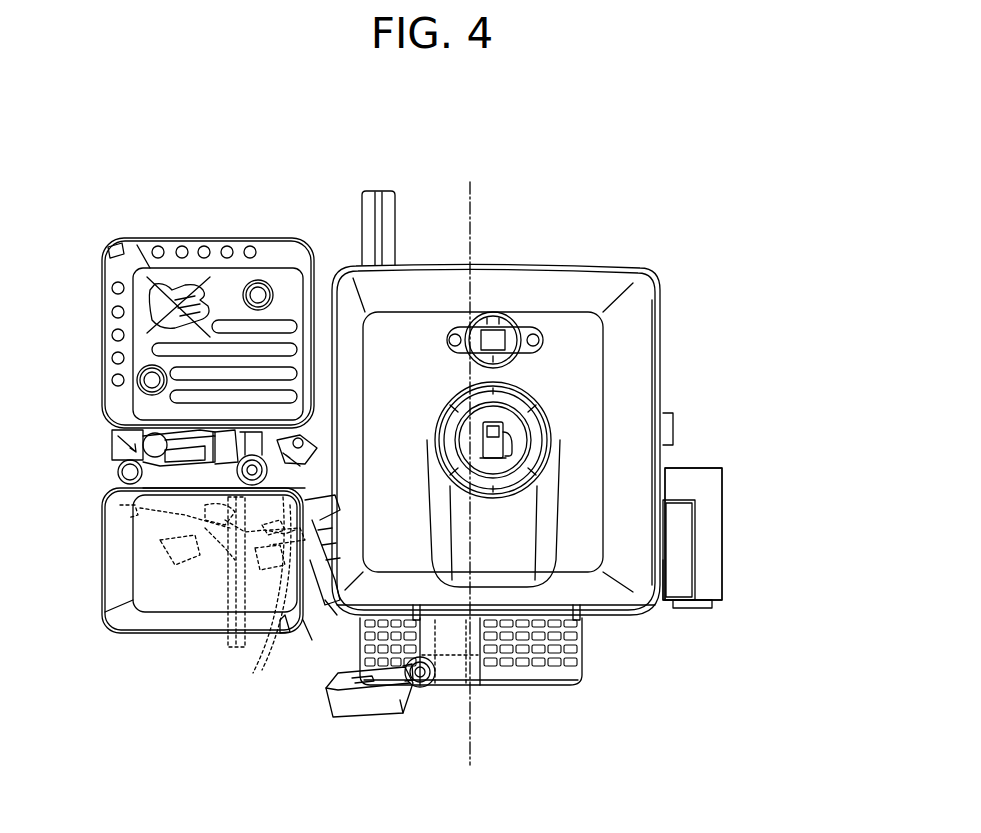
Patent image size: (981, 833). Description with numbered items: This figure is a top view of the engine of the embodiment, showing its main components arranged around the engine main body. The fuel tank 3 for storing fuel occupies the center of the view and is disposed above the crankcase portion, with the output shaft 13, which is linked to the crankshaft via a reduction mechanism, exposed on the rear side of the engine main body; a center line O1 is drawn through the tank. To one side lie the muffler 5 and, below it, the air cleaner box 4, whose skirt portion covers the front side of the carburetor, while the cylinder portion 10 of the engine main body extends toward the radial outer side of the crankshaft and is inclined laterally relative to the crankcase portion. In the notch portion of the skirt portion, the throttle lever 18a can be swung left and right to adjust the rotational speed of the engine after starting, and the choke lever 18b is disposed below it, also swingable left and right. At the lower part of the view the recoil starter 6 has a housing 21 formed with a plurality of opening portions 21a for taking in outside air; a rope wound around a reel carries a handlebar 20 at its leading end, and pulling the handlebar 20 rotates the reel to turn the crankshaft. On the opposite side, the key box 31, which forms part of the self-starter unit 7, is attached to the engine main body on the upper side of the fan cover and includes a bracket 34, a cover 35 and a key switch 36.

The fuel tank 3 is at (583, 288).
The air cleaner box 4 is at (162, 622).
The muffler 5 is at (168, 248).
The recoil starter 6 is at (510, 707).
The self-starter unit 7 is at (693, 534).
The cylinder portion 10 is at (118, 449).
The output shaft 13 is at (397, 215).
The throttle lever 18a is at (327, 622).
The choke lever 18b is at (255, 640).
The handlebar 20 is at (360, 707).
The housing 21 is at (510, 697).
The opening portions 21a is at (557, 642).
The key box 31 is at (698, 477).
The bracket 34 is at (667, 592).
The cover 35 is at (712, 520).
The key switch 36 is at (708, 605).
The center axis O1 is at (470, 215).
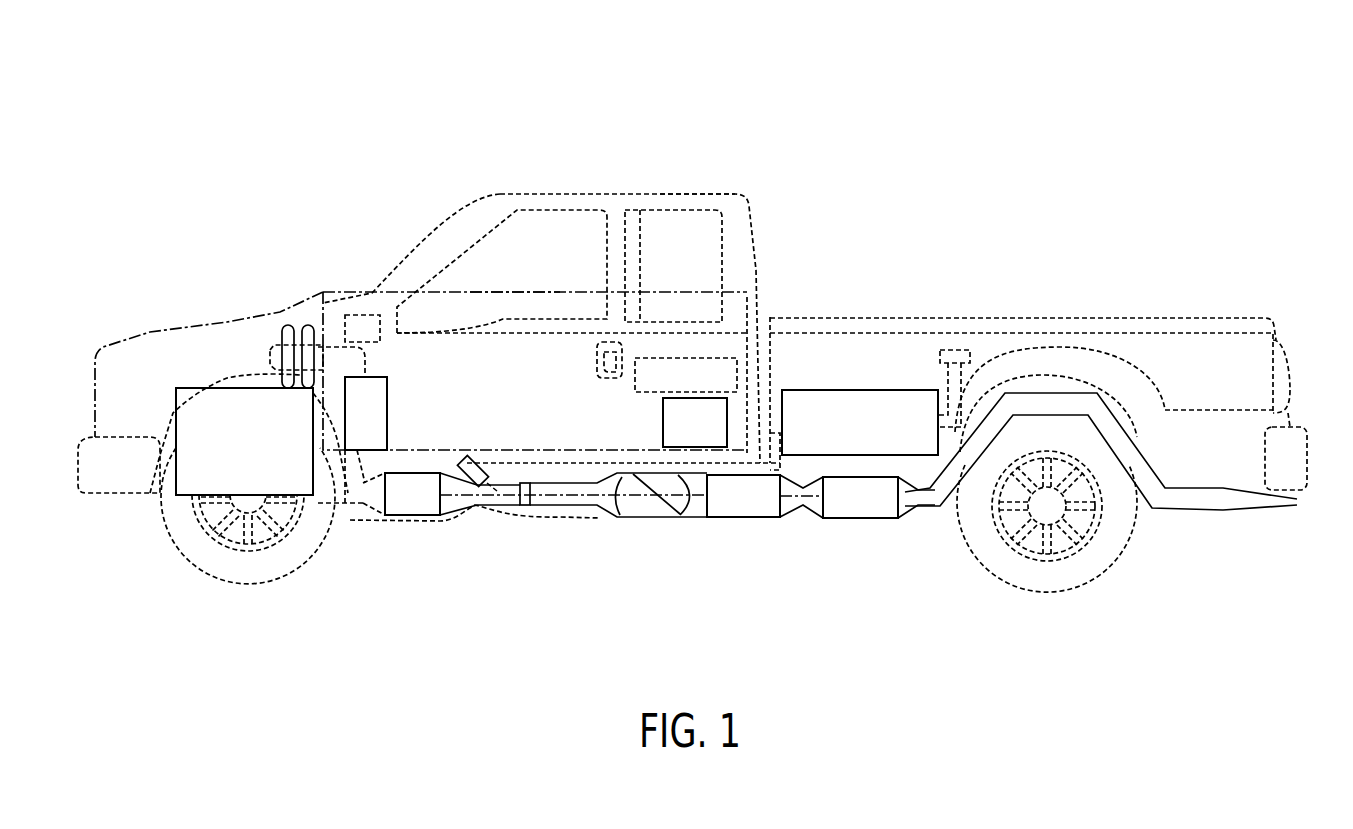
■ ■ ■ ■ ■
Please pull out every line of the entries above that contains the string "housing", matching case exactly.

Patent image size: (981, 833). Description with numbered items: This figure is a top view of the engine of the embodiment, showing its main components arranged around the engine main body. The fuel tank 3 for storing fuel occupies the center of the view and is disposed above the crankcase portion, with the output shaft 13, which is linked to the crankshaft via a reduction mechanism, exposed on the rear side of the engine main body; a center line O1 is drawn through the tank. To one side lie the muffler 5 and, below it, the air cleaner box 4, whose skirt portion covers the front side of the carburetor, while the cylinder portion 10 of the engine main body extends toward the radial outer side of the crankshaft and is inclined laterally relative to the crankcase portion. In the notch portion of the skirt portion, the throttle lever 18a can be swung left and right to adjust the rotational speed of the engine after starting, and the choke lever 18b is disposed below it, also swingable left and right. At the lower part of the view the recoil starter 6 has a housing 21 formed with a plurality of opening portions 21a for taking in outside air; a rope wound around a reel carries a handlebar 20 at its leading end, and pulling the handlebar 20 rotates the reel to turn the crankshaft. On the opposite side, the key box 31, which forms part of the self-starter unit 7, is attached to the engine main body on the upper side of the fan cover and includes a bracket 34, a cover 35 and a key switch 36.
The housing 21 is at (510, 697).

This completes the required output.